Required task
Retype the material in full, keeping every word the same.
--- start of Supplied records ---
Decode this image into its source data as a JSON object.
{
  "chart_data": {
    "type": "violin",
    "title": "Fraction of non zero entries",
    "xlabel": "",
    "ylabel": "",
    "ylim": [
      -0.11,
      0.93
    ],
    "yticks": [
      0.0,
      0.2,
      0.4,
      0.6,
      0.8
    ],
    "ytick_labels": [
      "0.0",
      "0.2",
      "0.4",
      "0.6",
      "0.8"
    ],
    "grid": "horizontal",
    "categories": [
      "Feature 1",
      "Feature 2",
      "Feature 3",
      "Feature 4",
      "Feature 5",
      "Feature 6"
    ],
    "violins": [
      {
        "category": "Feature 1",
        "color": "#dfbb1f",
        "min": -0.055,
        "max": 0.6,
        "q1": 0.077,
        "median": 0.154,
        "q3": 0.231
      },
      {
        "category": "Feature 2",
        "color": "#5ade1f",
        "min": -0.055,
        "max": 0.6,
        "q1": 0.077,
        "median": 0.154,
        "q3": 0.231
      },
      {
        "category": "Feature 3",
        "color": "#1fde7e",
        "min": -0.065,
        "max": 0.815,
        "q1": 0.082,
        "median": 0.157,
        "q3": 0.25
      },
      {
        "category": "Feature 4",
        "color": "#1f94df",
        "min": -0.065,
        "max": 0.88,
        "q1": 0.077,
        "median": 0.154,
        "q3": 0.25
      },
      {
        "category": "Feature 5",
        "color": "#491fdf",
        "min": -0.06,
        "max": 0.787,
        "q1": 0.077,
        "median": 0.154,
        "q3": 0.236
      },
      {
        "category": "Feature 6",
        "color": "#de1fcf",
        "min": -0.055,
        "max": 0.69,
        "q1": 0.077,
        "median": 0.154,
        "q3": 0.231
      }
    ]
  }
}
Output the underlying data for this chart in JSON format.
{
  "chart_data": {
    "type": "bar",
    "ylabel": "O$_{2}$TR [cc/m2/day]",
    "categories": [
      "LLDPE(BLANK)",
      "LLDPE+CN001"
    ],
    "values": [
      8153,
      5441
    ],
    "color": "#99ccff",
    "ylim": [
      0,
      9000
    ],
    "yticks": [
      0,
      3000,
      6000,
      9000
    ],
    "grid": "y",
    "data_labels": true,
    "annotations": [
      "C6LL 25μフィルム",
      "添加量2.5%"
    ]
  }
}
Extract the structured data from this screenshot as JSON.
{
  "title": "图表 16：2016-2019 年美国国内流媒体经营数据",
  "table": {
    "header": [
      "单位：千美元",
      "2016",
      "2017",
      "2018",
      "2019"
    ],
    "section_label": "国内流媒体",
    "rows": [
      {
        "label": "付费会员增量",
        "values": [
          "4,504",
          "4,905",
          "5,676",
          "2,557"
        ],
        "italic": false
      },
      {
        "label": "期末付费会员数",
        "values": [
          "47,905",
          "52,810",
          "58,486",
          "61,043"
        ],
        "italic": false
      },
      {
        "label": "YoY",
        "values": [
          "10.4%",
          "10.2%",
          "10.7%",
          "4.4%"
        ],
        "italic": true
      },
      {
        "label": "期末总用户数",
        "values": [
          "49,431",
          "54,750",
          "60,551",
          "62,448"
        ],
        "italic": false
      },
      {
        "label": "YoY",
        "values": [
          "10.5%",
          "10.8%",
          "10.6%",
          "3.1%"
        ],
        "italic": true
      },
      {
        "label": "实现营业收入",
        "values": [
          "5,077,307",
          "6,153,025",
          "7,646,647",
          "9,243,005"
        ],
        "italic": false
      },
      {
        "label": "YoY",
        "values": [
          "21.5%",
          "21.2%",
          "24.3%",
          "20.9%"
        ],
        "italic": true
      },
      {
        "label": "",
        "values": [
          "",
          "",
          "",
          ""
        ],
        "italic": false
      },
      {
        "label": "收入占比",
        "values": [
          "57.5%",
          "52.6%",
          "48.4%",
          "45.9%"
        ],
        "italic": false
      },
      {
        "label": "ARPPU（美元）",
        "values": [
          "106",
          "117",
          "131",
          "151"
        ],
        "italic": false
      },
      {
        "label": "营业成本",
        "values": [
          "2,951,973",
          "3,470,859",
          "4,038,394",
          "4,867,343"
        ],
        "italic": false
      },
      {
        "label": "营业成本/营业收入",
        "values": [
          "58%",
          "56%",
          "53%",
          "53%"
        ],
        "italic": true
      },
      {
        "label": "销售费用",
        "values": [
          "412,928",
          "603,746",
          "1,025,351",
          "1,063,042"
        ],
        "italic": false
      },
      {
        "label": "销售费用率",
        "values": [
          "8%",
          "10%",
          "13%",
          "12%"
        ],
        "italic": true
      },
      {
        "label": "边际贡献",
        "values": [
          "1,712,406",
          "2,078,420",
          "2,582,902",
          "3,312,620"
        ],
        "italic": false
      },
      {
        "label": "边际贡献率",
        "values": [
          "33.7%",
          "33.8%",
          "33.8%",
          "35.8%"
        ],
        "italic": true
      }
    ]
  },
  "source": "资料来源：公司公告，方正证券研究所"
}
--- end of Supplied records ---
Output for this exercise
Decode this image into its source data as a JSON object.
{
  "chart_data": {
    "type": "violin",
    "title": "Fraction of non zero entries",
    "xlabel": "",
    "ylabel": "",
    "ylim": [
      -0.11,
      0.93
    ],
    "yticks": [
      0.0,
      0.2,
      0.4,
      0.6,
      0.8
    ],
    "ytick_labels": [
      "0.0",
      "0.2",
      "0.4",
      "0.6",
      "0.8"
    ],
    "grid": "horizontal",
    "categories": [
      "Feature 1",
      "Feature 2",
      "Feature 3",
      "Feature 4",
      "Feature 5",
      "Feature 6"
    ],
    "violins": [
      {
        "category": "Feature 1",
        "color": "#dfbb1f",
        "min": -0.055,
        "max": 0.6,
        "q1": 0.077,
        "median": 0.154,
        "q3": 0.231
      },
      {
        "category": "Feature 2",
        "color": "#5ade1f",
        "min": -0.055,
        "max": 0.6,
        "q1": 0.077,
        "median": 0.154,
        "q3": 0.231
      },
      {
        "category": "Feature 3",
        "color": "#1fde7e",
        "min": -0.065,
        "max": 0.815,
        "q1": 0.082,
        "median": 0.157,
        "q3": 0.25
      },
      {
        "category": "Feature 4",
        "color": "#1f94df",
        "min": -0.065,
        "max": 0.88,
        "q1": 0.077,
        "median": 0.154,
        "q3": 0.25
      },
      {
        "category": "Feature 5",
        "color": "#491fdf",
        "min": -0.06,
        "max": 0.787,
        "q1": 0.077,
        "median": 0.154,
        "q3": 0.236
      },
      {
        "category": "Feature 6",
        "color": "#de1fcf",
        "min": -0.055,
        "max": 0.69,
        "q1": 0.077,
        "median": 0.154,
        "q3": 0.231
      }
    ]
  }
}
Output the underlying data for this chart in JSON format.
{
  "chart_data": {
    "type": "bar",
    "ylabel": "O$_{2}$TR [cc/m2/day]",
    "categories": [
      "LLDPE(BLANK)",
      "LLDPE+CN001"
    ],
    "values": [
      8153,
      5441
    ],
    "color": "#99ccff",
    "ylim": [
      0,
      9000
    ],
    "yticks": [
      0,
      3000,
      6000,
      9000
    ],
    "grid": "y",
    "data_labels": true,
    "annotations": [
      "C6LL 25μフィルム",
      "添加量2.5%"
    ]
  }
}
Extract the structured data from this screenshot as JSON.
{
  "title": "图表 16：2016-2019 年美国国内流媒体经营数据",
  "table": {
    "header": [
      "单位：千美元",
      "2016",
      "2017",
      "2018",
      "2019"
    ],
    "section_label": "国内流媒体",
    "rows": [
      {
        "label": "付费会员增量",
        "values": [
          "4,504",
          "4,905",
          "5,676",
          "2,557"
        ],
        "italic": false
      },
      {
        "label": "期末付费会员数",
        "values": [
          "47,905",
          "52,810",
          "58,486",
          "61,043"
        ],
        "italic": false
      },
      {
        "label": "YoY",
        "values": [
          "10.4%",
          "10.2%",
          "10.7%",
          "4.4%"
        ],
        "italic": true
      },
      {
        "label": "期末总用户数",
        "values": [
          "49,431",
          "54,750",
          "60,551",
          "62,448"
        ],
        "italic": false
      },
      {
        "label": "YoY",
        "values": [
          "10.5%",
          "10.8%",
          "10.6%",
          "3.1%"
        ],
        "italic": true
      },
      {
        "label": "实现营业收入",
        "values": [
          "5,077,307",
          "6,153,025",
          "7,646,647",
          "9,243,005"
        ],
        "italic": false
      },
      {
        "label": "YoY",
        "values": [
          "21.5%",
          "21.2%",
          "24.3%",
          "20.9%"
        ],
        "italic": true
      },
      {
        "label": "",
        "values": [
          "",
          "",
          "",
          ""
        ],
        "italic": false
      },
      {
        "label": "收入占比",
        "values": [
          "57.5%",
          "52.6%",
          "48.4%",
          "45.9%"
        ],
        "italic": false
      },
      {
        "label": "ARPPU（美元）",
        "values": [
          "106",
          "117",
          "131",
          "151"
        ],
        "italic": false
      },
      {
        "label": "营业成本",
        "values": [
          "2,951,973",
          "3,470,859",
          "4,038,394",
          "4,867,343"
        ],
        "italic": false
      },
      {
        "label": "营业成本/营业收入",
        "values": [
          "58%",
          "56%",
          "53%",
          "53%"
        ],
        "italic": true
      },
      {
        "label": "销售费用",
        "values": [
          "412,928",
          "603,746",
          "1,025,351",
          "1,063,042"
        ],
        "italic": false
      },
      {
        "label": "销售费用率",
        "values": [
          "8%",
          "10%",
          "13%",
          "12%"
        ],
        "italic": true
      },
      {
        "label": "边际贡献",
        "values": [
          "1,712,406",
          "2,078,420",
          "2,582,902",
          "3,312,620"
        ],
        "italic": false
      },
      {
        "label": "边际贡献率",
        "values": [
          "33.7%",
          "33.8%",
          "33.8%",
          "35.8%"
        ],
        "italic": true
      }
    ]
  },
  "source": "资料来源：公司公告，方正证券研究所"
}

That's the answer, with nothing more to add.